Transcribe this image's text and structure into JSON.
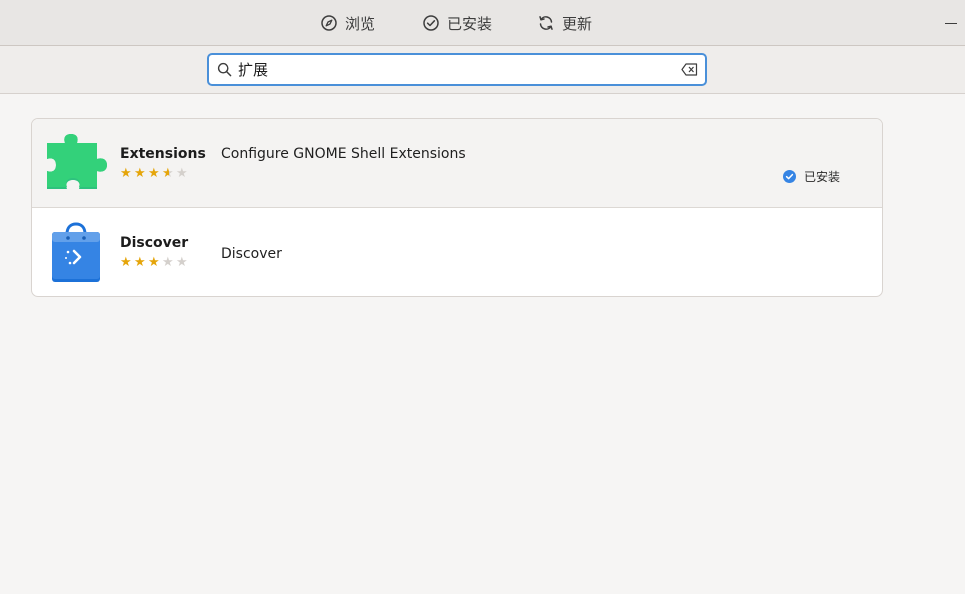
{
  "header": {
    "tabs": [
      {
        "label": "浏览",
        "icon": "compass-icon"
      },
      {
        "label": "已安装",
        "icon": "check-circle-icon"
      },
      {
        "label": "更新",
        "icon": "refresh-icon"
      }
    ]
  },
  "search": {
    "value": "扩展",
    "placeholder": ""
  },
  "results": [
    {
      "name": "Extensions",
      "summary": "Configure GNOME Shell Extensions",
      "rating": 3.5,
      "rating_max": 5,
      "icon": "puzzle-piece-icon",
      "installed": true,
      "installed_label": "已安装"
    },
    {
      "name": "Discover",
      "summary": "Discover",
      "rating": 3,
      "rating_max": 5,
      "icon": "shopping-bag-icon",
      "installed": false
    }
  ],
  "colors": {
    "accent": "#4a90d9",
    "star": "#e5a50a",
    "puzzle": "#33d17a",
    "bag": "#3584e4"
  }
}
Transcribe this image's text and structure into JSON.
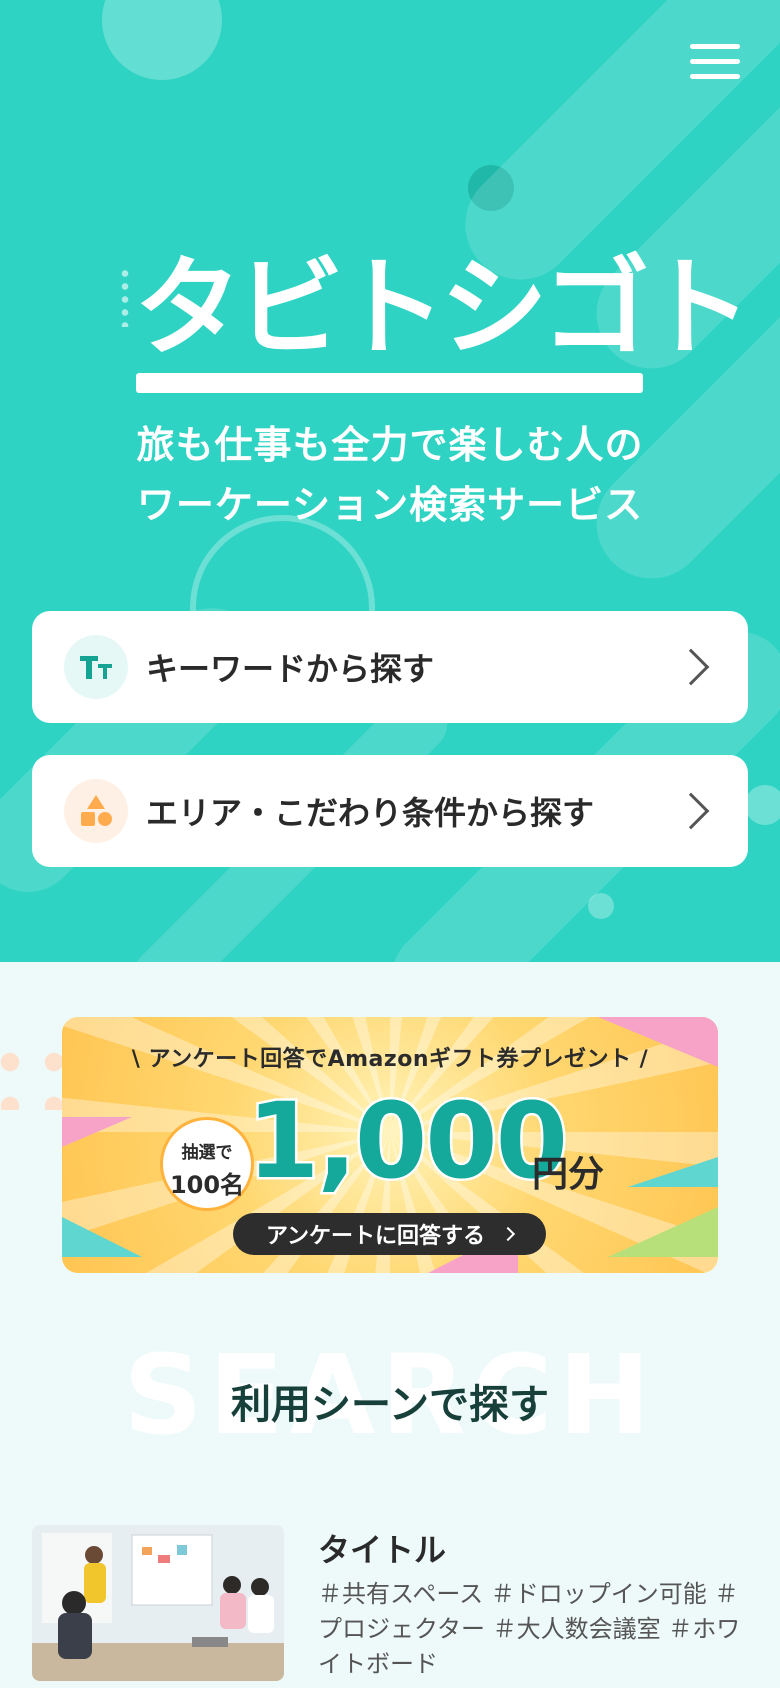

......

* [Do this] Filter the entries above down to the lines containing the word "summary".

* [Correct response]
      "summary": "Configure GNOME Shell Extensions",
      "summary": "Discover",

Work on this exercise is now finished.